* BEGIN *
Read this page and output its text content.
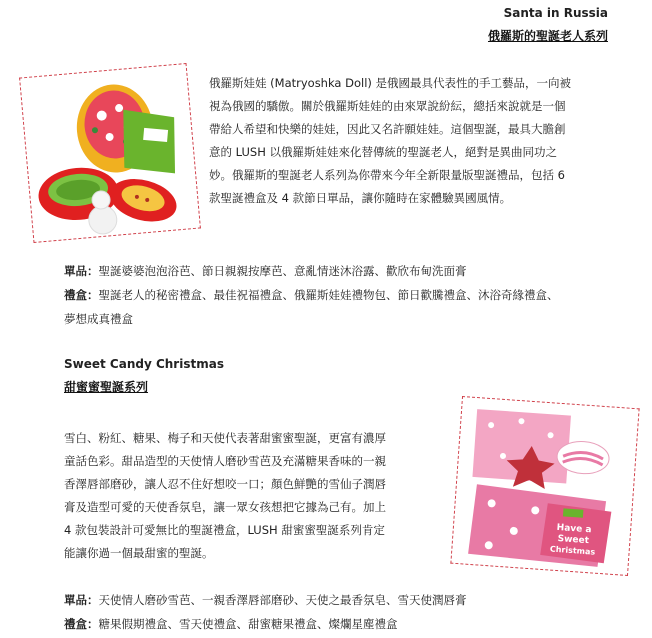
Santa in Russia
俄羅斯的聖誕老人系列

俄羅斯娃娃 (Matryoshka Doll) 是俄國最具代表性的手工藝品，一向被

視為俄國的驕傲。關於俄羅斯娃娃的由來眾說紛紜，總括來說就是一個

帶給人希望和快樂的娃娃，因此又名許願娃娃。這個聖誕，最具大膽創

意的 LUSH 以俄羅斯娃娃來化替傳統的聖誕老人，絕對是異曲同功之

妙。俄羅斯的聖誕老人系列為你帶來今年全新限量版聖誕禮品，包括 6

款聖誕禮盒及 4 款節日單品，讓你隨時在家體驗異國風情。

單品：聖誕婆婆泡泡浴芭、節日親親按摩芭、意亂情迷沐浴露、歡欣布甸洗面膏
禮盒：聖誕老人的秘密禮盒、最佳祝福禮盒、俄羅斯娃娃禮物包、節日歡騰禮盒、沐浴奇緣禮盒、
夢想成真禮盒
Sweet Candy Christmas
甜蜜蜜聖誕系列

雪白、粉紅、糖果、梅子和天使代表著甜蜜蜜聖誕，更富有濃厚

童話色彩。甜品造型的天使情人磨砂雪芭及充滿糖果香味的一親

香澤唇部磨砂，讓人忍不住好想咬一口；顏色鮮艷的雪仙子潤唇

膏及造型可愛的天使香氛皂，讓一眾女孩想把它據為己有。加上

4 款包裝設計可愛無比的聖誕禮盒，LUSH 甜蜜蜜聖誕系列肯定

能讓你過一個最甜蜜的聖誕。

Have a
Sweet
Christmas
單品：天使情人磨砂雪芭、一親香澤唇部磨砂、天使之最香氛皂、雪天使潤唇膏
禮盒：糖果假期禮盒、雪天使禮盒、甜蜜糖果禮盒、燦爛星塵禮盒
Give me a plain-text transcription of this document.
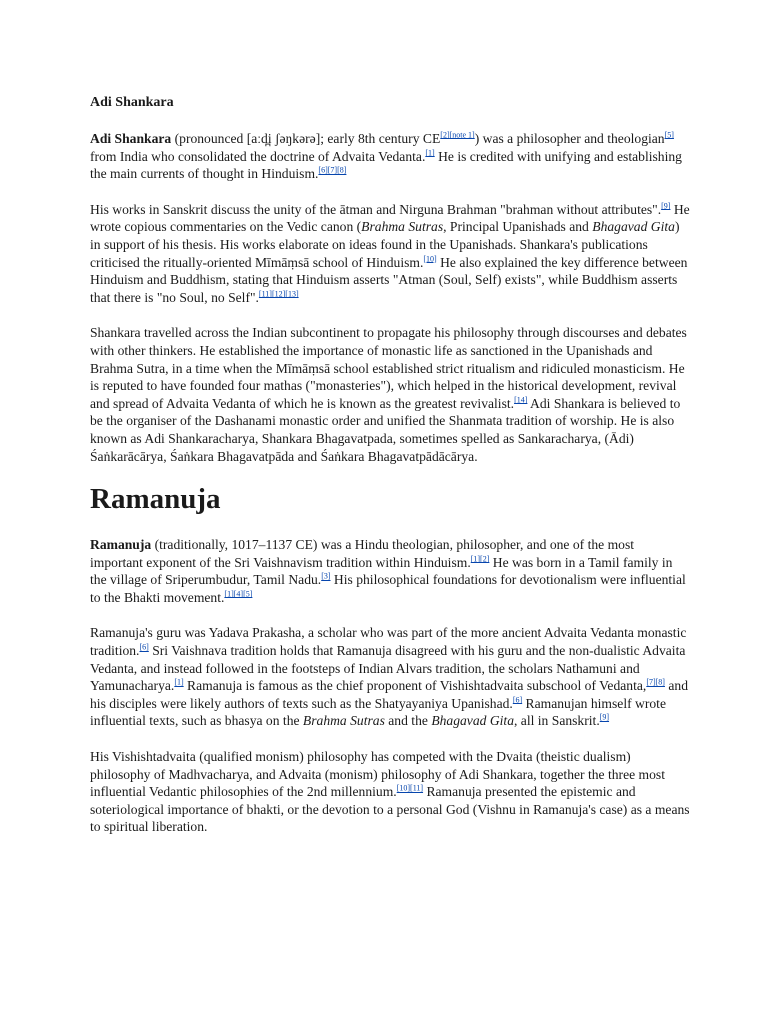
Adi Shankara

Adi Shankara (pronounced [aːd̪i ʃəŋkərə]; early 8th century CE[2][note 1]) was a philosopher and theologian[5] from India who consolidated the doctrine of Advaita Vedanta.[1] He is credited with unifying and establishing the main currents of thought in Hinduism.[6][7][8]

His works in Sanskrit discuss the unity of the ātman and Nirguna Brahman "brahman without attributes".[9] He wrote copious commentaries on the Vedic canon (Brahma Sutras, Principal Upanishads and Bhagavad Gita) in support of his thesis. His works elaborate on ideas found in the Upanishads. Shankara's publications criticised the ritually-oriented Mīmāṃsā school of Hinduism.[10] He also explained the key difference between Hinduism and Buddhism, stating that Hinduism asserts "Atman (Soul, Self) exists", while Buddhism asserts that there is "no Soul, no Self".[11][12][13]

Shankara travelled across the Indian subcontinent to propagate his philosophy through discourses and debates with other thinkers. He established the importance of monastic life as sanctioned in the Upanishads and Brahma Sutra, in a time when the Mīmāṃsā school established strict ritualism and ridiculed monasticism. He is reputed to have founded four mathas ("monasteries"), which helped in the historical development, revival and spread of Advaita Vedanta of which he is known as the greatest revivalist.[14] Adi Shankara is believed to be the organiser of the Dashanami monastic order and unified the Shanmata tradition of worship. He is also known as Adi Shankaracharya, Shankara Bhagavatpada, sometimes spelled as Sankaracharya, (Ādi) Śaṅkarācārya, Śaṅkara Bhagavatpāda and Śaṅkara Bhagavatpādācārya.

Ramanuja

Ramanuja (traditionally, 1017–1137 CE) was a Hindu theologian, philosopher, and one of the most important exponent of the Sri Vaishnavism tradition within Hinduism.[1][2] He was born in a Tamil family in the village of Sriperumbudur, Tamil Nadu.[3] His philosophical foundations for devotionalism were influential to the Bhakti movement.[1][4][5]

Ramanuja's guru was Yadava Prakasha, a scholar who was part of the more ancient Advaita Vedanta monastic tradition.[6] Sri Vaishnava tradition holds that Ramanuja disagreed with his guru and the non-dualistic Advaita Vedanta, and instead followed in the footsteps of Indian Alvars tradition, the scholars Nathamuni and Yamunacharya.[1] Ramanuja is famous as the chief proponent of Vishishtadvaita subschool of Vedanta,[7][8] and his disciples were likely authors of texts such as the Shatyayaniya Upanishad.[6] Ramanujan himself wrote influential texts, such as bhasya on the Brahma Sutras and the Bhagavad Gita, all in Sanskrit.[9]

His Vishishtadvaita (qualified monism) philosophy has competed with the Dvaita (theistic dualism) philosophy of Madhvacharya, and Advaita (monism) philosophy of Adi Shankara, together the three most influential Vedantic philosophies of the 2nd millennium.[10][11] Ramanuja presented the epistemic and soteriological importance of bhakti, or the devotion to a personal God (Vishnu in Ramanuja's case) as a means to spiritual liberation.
* END *
What needs to be done: Return the listing above unchanged, apart from dropping its pictures.

Final answer:
Read this page and output its text content.
Santa in Russia
俄羅斯的聖誕老人系列

俄羅斯娃娃 (Matryoshka Doll) 是俄國最具代表性的手工藝品，一向被

視為俄國的驕傲。關於俄羅斯娃娃的由來眾說紛紜，總括來說就是一個

帶給人希望和快樂的娃娃，因此又名許願娃娃。這個聖誕，最具大膽創

意的 LUSH 以俄羅斯娃娃來化替傳統的聖誕老人，絕對是異曲同功之

妙。俄羅斯的聖誕老人系列為你帶來今年全新限量版聖誕禮品，包括 6

款聖誕禮盒及 4 款節日單品，讓你隨時在家體驗異國風情。

單品：聖誕婆婆泡泡浴芭、節日親親按摩芭、意亂情迷沐浴露、歡欣布甸洗面膏
禮盒：聖誕老人的秘密禮盒、最佳祝福禮盒、俄羅斯娃娃禮物包、節日歡騰禮盒、沐浴奇緣禮盒、
夢想成真禮盒
Sweet Candy Christmas
甜蜜蜜聖誕系列

雪白、粉紅、糖果、梅子和天使代表著甜蜜蜜聖誕，更富有濃厚

童話色彩。甜品造型的天使情人磨砂雪芭及充滿糖果香味的一親

香澤唇部磨砂，讓人忍不住好想咬一口；顏色鮮艷的雪仙子潤唇

膏及造型可愛的天使香氛皂，讓一眾女孩想把它據為己有。加上

4 款包裝設計可愛無比的聖誕禮盒，LUSH 甜蜜蜜聖誕系列肯定

能讓你過一個最甜蜜的聖誕。

Have a
Sweet
Christmas
單品：天使情人磨砂雪芭、一親香澤唇部磨砂、天使之最香氛皂、雪天使潤唇膏
禮盒：糖果假期禮盒、雪天使禮盒、甜蜜糖果禮盒、燦爛星塵禮盒
Give me a plain-text transcription of this document.
Adi Shankara

Adi Shankara (pronounced [aːd̪i ʃəŋkərə]; early 8th century CE[2][note 1]) was a philosopher and theologian[5] from India who consolidated the doctrine of Advaita Vedanta.[1] He is credited with unifying and establishing the main currents of thought in Hinduism.[6][7][8]

His works in Sanskrit discuss the unity of the ātman and Nirguna Brahman "brahman without attributes".[9] He wrote copious commentaries on the Vedic canon (Brahma Sutras, Principal Upanishads and Bhagavad Gita) in support of his thesis. His works elaborate on ideas found in the Upanishads. Shankara's publications criticised the ritually-oriented Mīmāṃsā school of Hinduism.[10] He also explained the key difference between Hinduism and Buddhism, stating that Hinduism asserts "Atman (Soul, Self) exists", while Buddhism asserts that there is "no Soul, no Self".[11][12][13]

Shankara travelled across the Indian subcontinent to propagate his philosophy through discourses and debates with other thinkers. He established the importance of monastic life as sanctioned in the Upanishads and Brahma Sutra, in a time when the Mīmāṃsā school established strict ritualism and ridiculed monasticism. He is reputed to have founded four mathas ("monasteries"), which helped in the historical development, revival and spread of Advaita Vedanta of which he is known as the greatest revivalist.[14] Adi Shankara is believed to be the organiser of the Dashanami monastic order and unified the Shanmata tradition of worship. He is also known as Adi Shankaracharya, Shankara Bhagavatpada, sometimes spelled as Sankaracharya, (Ādi) Śaṅkarācārya, Śaṅkara Bhagavatpāda and Śaṅkara Bhagavatpādācārya.

Ramanuja

Ramanuja (traditionally, 1017–1137 CE) was a Hindu theologian, philosopher, and one of the most important exponent of the Sri Vaishnavism tradition within Hinduism.[1][2] He was born in a Tamil family in the village of Sriperumbudur, Tamil Nadu.[3] His philosophical foundations for devotionalism were influential to the Bhakti movement.[1][4][5]

Ramanuja's guru was Yadava Prakasha, a scholar who was part of the more ancient Advaita Vedanta monastic tradition.[6] Sri Vaishnava tradition holds that Ramanuja disagreed with his guru and the non-dualistic Advaita Vedanta, and instead followed in the footsteps of Indian Alvars tradition, the scholars Nathamuni and Yamunacharya.[1] Ramanuja is famous as the chief proponent of Vishishtadvaita subschool of Vedanta,[7][8] and his disciples were likely authors of texts such as the Shatyayaniya Upanishad.[6] Ramanujan himself wrote influential texts, such as bhasya on the Brahma Sutras and the Bhagavad Gita, all in Sanskrit.[9]

His Vishishtadvaita (qualified monism) philosophy has competed with the Dvaita (theistic dualism) philosophy of Madhvacharya, and Advaita (monism) philosophy of Adi Shankara, together the three most influential Vedantic philosophies of the 2nd millennium.[10][11] Ramanuja presented the epistemic and soteriological importance of bhakti, or the devotion to a personal God (Vishnu in Ramanuja's case) as a means to spiritual liberation.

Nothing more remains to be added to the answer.